▸ **Work to be completed**
Extract and list every line that contains the word "symbol".

▸ **Materials provided**
***

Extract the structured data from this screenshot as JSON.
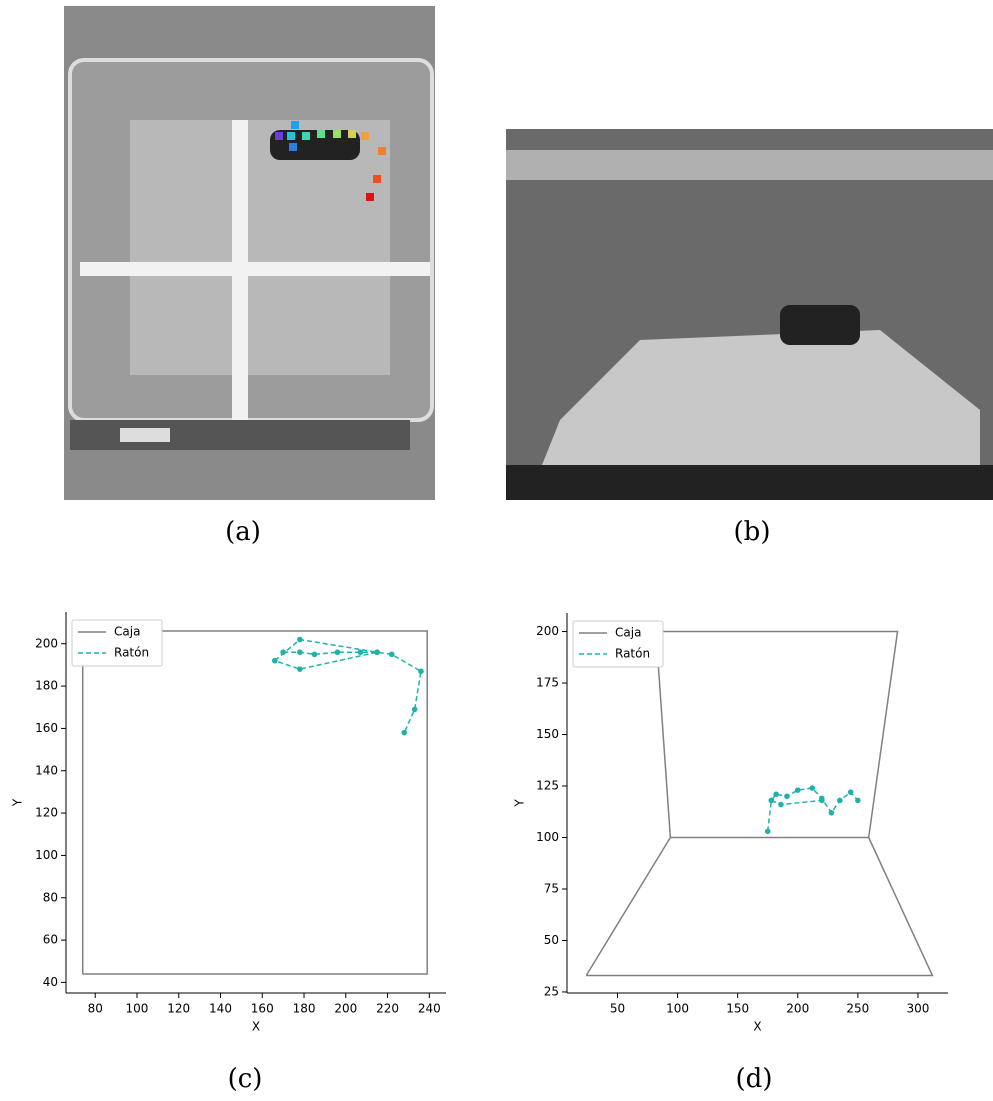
{
  "captions": [
    "(a)",
    "(b)",
    "(c)",
    "(d)"
  ],
  "chart_data": [
    {
      "type": "line",
      "xlabel": "X",
      "ylabel": "Y",
      "xlim": [
        66,
        248
      ],
      "ylim": [
        35,
        215
      ],
      "xticks": [
        80,
        100,
        120,
        140,
        160,
        180,
        200,
        220,
        240
      ],
      "yticks": [
        40,
        60,
        80,
        100,
        120,
        140,
        160,
        180,
        200
      ],
      "legend": "upper left",
      "series": [
        {
          "name": "Caja",
          "color": "#808080",
          "dash": "solid",
          "marker": "none",
          "x": [
            74,
            74,
            239,
            239,
            74
          ],
          "values": [
            44,
            206,
            206,
            44,
            44
          ]
        },
        {
          "name": "Ratón",
          "color": "#20b2aa",
          "dash": "dashed",
          "marker": "o",
          "x": [
            166,
            178,
            215,
            178,
            166,
            null,
            170,
            178,
            185,
            196,
            207,
            215,
            222,
            236,
            233,
            228
          ],
          "values": [
            192,
            202,
            196,
            188,
            192,
            null,
            196,
            196,
            195,
            196,
            196,
            196,
            195,
            187,
            169,
            158
          ]
        }
      ]
    },
    {
      "type": "line",
      "xlabel": "X",
      "ylabel": "Y",
      "xlim": [
        8,
        325
      ],
      "ylim": [
        24.5,
        209
      ],
      "xticks": [
        50,
        100,
        150,
        200,
        250,
        300
      ],
      "yticks": [
        25,
        50,
        75,
        100,
        125,
        150,
        175,
        200
      ],
      "legend": "upper left",
      "series": [
        {
          "name": "Caja",
          "color": "#808080",
          "dash": "solid",
          "marker": "none",
          "x": [
            24,
            94,
            82,
            283,
            259,
            312,
            24,
            null,
            94,
            259
          ],
          "values": [
            33,
            100,
            200,
            200,
            100,
            33,
            33,
            null,
            100,
            100
          ]
        },
        {
          "name": "Ratón",
          "color": "#20b2aa",
          "dash": "dashed",
          "marker": "o",
          "x": [
            175,
            178,
            182,
            191,
            200,
            212,
            220,
            228,
            235,
            244,
            250,
            null,
            178,
            186,
            220
          ],
          "values": [
            103,
            118,
            121,
            120,
            123,
            124,
            119,
            112,
            118,
            122,
            118,
            null,
            118,
            116,
            118
          ]
        }
      ]
    }
  ]
}
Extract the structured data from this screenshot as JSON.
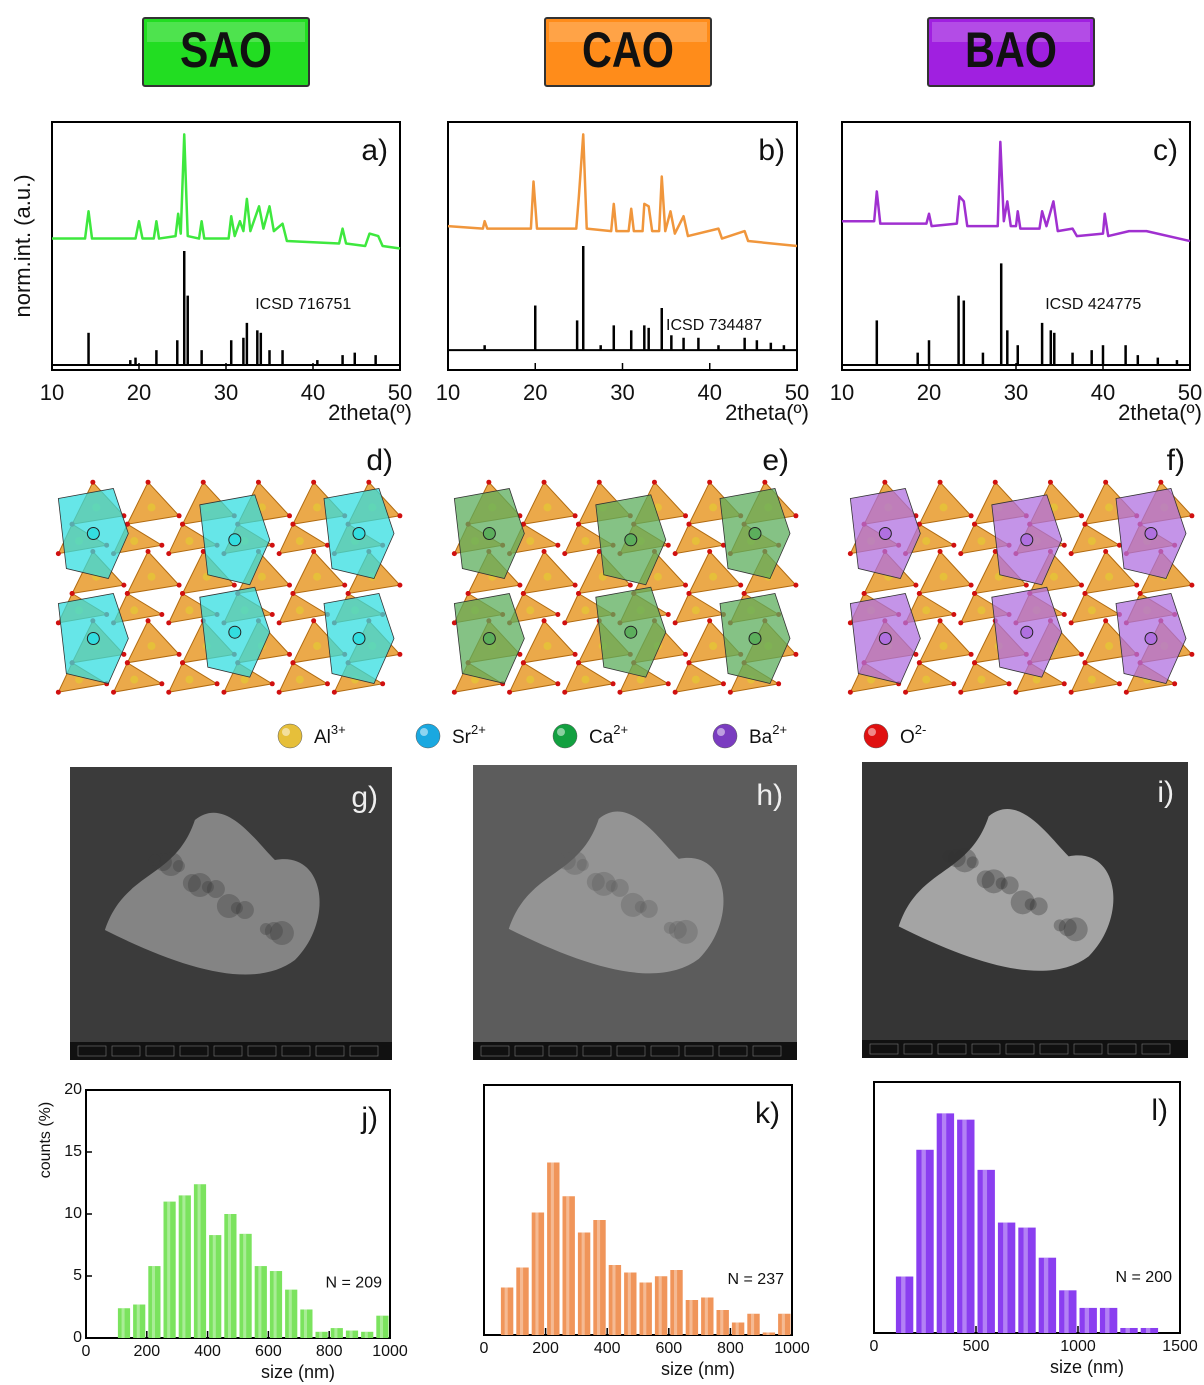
{
  "headers": [
    {
      "label": "SAO",
      "color": "#22dd22"
    },
    {
      "label": "CAO",
      "color": "#ff8c1a"
    },
    {
      "label": "BAO",
      "color": "#a020e0"
    }
  ],
  "structures": [
    {
      "label": "d)",
      "color": "#33dde0"
    },
    {
      "label": "e)",
      "color": "#5cae5c"
    },
    {
      "label": "f)",
      "color": "#b070e0"
    }
  ],
  "ion_legend": [
    {
      "symbol": "Al",
      "charge": "3+",
      "color": "#e6bf3a"
    },
    {
      "symbol": "Sr",
      "charge": "2+",
      "color": "#1aa8e0"
    },
    {
      "symbol": "Ca",
      "charge": "2+",
      "color": "#12a040"
    },
    {
      "symbol": "Ba",
      "charge": "2+",
      "color": "#7a3cc0"
    },
    {
      "symbol": "O",
      "charge": "2-",
      "color": "#e01010"
    }
  ],
  "sem_images": [
    {
      "label": "g)"
    },
    {
      "label": "h)"
    },
    {
      "label": "i)"
    }
  ],
  "chart_data": [
    {
      "type": "xrd",
      "panel_label": "a)",
      "y_label": "norm.int. (a.u.)",
      "x_label": "2theta(º)",
      "xlim": [
        10,
        50
      ],
      "xticks": [
        10,
        20,
        30,
        40,
        50
      ],
      "ylim": [
        0,
        1
      ],
      "series": [
        {
          "style": "line",
          "color": "#3ee83e",
          "x": [
            10,
            13.8,
            14.2,
            14.6,
            19.6,
            20,
            20.4,
            21.7,
            22,
            22.3,
            24.2,
            24.5,
            24.8,
            25.2,
            25.6,
            26.9,
            27.2,
            27.5,
            30.3,
            30.6,
            31,
            31.6,
            32,
            32.4,
            32.8,
            33.8,
            34.3,
            35,
            35.5,
            36.5,
            37,
            43,
            43.4,
            43.8,
            46,
            46.5,
            47.5,
            48,
            50
          ],
          "values": [
            0.53,
            0.53,
            0.64,
            0.53,
            0.53,
            0.6,
            0.53,
            0.53,
            0.6,
            0.53,
            0.54,
            0.63,
            0.55,
            0.95,
            0.54,
            0.53,
            0.6,
            0.53,
            0.53,
            0.62,
            0.54,
            0.6,
            0.56,
            0.69,
            0.56,
            0.66,
            0.57,
            0.66,
            0.56,
            0.59,
            0.52,
            0.51,
            0.57,
            0.51,
            0.5,
            0.55,
            0.54,
            0.5,
            0.49
          ]
        },
        {
          "style": "stick",
          "color": "#000000",
          "offset": 0.02,
          "annotation": "ICSD 716751",
          "x": [
            14.2,
            19,
            19.6,
            22,
            24.4,
            25.2,
            25.6,
            27.2,
            30.6,
            32,
            32.4,
            33.6,
            34,
            35,
            36.5,
            40.5,
            43.4,
            44.8,
            47.2
          ],
          "values": [
            0.15,
            0.04,
            0.05,
            0.08,
            0.12,
            0.48,
            0.3,
            0.08,
            0.12,
            0.13,
            0.19,
            0.16,
            0.15,
            0.08,
            0.08,
            0.04,
            0.06,
            0.07,
            0.06
          ]
        }
      ]
    },
    {
      "type": "xrd",
      "panel_label": "b)",
      "x_label": "2theta(º)",
      "xlim": [
        10,
        50
      ],
      "xticks": [
        10,
        20,
        30,
        40,
        50
      ],
      "ylim": [
        0,
        1
      ],
      "series": [
        {
          "style": "line",
          "color": "#f0963c",
          "x": [
            10,
            14,
            14.2,
            14.5,
            19.5,
            19.8,
            20.2,
            24.7,
            25,
            25.5,
            25.9,
            28.7,
            29,
            29.3,
            30.7,
            31,
            31.3,
            32.3,
            32.5,
            33,
            33.4,
            34.2,
            34.5,
            34.9,
            35.5,
            36,
            37,
            37.5,
            41,
            41.4,
            44,
            44.4,
            50
          ],
          "values": [
            0.58,
            0.57,
            0.6,
            0.57,
            0.57,
            0.76,
            0.57,
            0.57,
            0.7,
            0.95,
            0.57,
            0.56,
            0.67,
            0.56,
            0.56,
            0.65,
            0.56,
            0.56,
            0.67,
            0.66,
            0.56,
            0.56,
            0.78,
            0.56,
            0.64,
            0.55,
            0.62,
            0.54,
            0.57,
            0.53,
            0.56,
            0.52,
            0.5
          ]
        },
        {
          "style": "stick",
          "color": "#000000",
          "offset": 0.08,
          "annotation": "ICSD 734487",
          "x": [
            14.2,
            20,
            24.8,
            25.5,
            27.5,
            29,
            31,
            32.5,
            33,
            34.5,
            35.6,
            37,
            38.7,
            41,
            44,
            45.4,
            47,
            48.5
          ],
          "values": [
            0.1,
            0.26,
            0.2,
            0.5,
            0.1,
            0.18,
            0.16,
            0.18,
            0.17,
            0.25,
            0.14,
            0.13,
            0.13,
            0.1,
            0.13,
            0.12,
            0.11,
            0.1
          ]
        }
      ]
    },
    {
      "type": "xrd",
      "panel_label": "c)",
      "x_label": "2theta(º)",
      "xlim": [
        10,
        50
      ],
      "xticks": [
        10,
        20,
        30,
        40,
        50
      ],
      "ylim": [
        0,
        1
      ],
      "series": [
        {
          "style": "line",
          "color": "#a030d0",
          "x": [
            10,
            13.7,
            14,
            14.4,
            19.7,
            20,
            20.3,
            23.2,
            23.5,
            24,
            24.4,
            27.9,
            28.2,
            28.6,
            29,
            29.4,
            30,
            30.2,
            30.5,
            32.7,
            33,
            33.5,
            34.3,
            34.8,
            36.5,
            37,
            40,
            40.2,
            40.6,
            43,
            45,
            50
          ],
          "values": [
            0.6,
            0.6,
            0.72,
            0.59,
            0.59,
            0.63,
            0.58,
            0.59,
            0.7,
            0.68,
            0.58,
            0.58,
            0.92,
            0.6,
            0.68,
            0.58,
            0.58,
            0.64,
            0.57,
            0.57,
            0.64,
            0.58,
            0.68,
            0.56,
            0.57,
            0.54,
            0.55,
            0.63,
            0.54,
            0.56,
            0.56,
            0.52
          ]
        },
        {
          "style": "stick",
          "color": "#000000",
          "offset": 0.02,
          "annotation": "ICSD 424775",
          "x": [
            14,
            18.7,
            20,
            23.4,
            24,
            26.2,
            28.3,
            29,
            30.2,
            33,
            34,
            34.4,
            36.5,
            38.7,
            40,
            42.6,
            44,
            46.3,
            48.5
          ],
          "values": [
            0.2,
            0.07,
            0.12,
            0.3,
            0.28,
            0.07,
            0.43,
            0.16,
            0.1,
            0.19,
            0.16,
            0.15,
            0.07,
            0.08,
            0.1,
            0.1,
            0.06,
            0.05,
            0.04
          ]
        }
      ]
    },
    {
      "type": "histogram",
      "panel_label": "j)",
      "y_label": "counts (%)",
      "x_label": "size (nm)",
      "annotation": "N = 209",
      "color": "#7be35e",
      "xlim": [
        0,
        1000
      ],
      "xticks": [
        0,
        200,
        400,
        600,
        800,
        1000
      ],
      "ylim": [
        0,
        20
      ],
      "yticks": [
        0,
        5,
        10,
        15,
        20
      ],
      "bins": [
        100,
        150,
        200,
        250,
        300,
        350,
        400,
        450,
        500,
        550,
        600,
        650,
        700,
        750,
        800,
        850,
        900,
        950,
        1000
      ],
      "counts": [
        2.4,
        2.7,
        5.8,
        11,
        11.5,
        12.4,
        8.3,
        10,
        8.4,
        5.8,
        5.4,
        3.9,
        2.3,
        0.5,
        0.8,
        0.6,
        0.5,
        1.8
      ]
    },
    {
      "type": "histogram",
      "panel_label": "k)",
      "x_label": "size (nm)",
      "annotation": "N = 237",
      "color": "#f0955a",
      "xlim": [
        0,
        1000
      ],
      "xticks": [
        0,
        200,
        400,
        600,
        800,
        1000
      ],
      "ylim": [
        0,
        20
      ],
      "bins": [
        50,
        100,
        150,
        200,
        250,
        300,
        350,
        400,
        450,
        500,
        550,
        600,
        650,
        700,
        750,
        800,
        850,
        900,
        950,
        1000
      ],
      "counts": [
        3.8,
        5.4,
        9.8,
        13.8,
        11.1,
        8.2,
        9.2,
        5.6,
        5.0,
        4.2,
        4.7,
        5.2,
        2.8,
        3.0,
        2.0,
        1.0,
        1.7,
        0.2,
        1.7
      ]
    },
    {
      "type": "histogram",
      "panel_label": "l)",
      "x_label": "size (nm)",
      "annotation": "N = 200",
      "color": "#8a3ef0",
      "xlim": [
        0,
        1500
      ],
      "xticks": [
        0,
        500,
        1000,
        1500
      ],
      "ylim": [
        0,
        20
      ],
      "bins": [
        100,
        200,
        300,
        400,
        500,
        600,
        700,
        800,
        900,
        1000,
        1100,
        1200,
        1300,
        1400
      ],
      "counts": [
        4.5,
        14.6,
        17.5,
        17.0,
        13.0,
        8.8,
        8.4,
        6.0,
        3.4,
        2.0,
        2.0,
        0.4,
        0.4
      ]
    }
  ]
}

***

▸ **Completed exercise**
      "symbol": "Al",
      "symbol": "Sr",
      "symbol": "Ca",
      "symbol": "Ba",
      "symbol": "O",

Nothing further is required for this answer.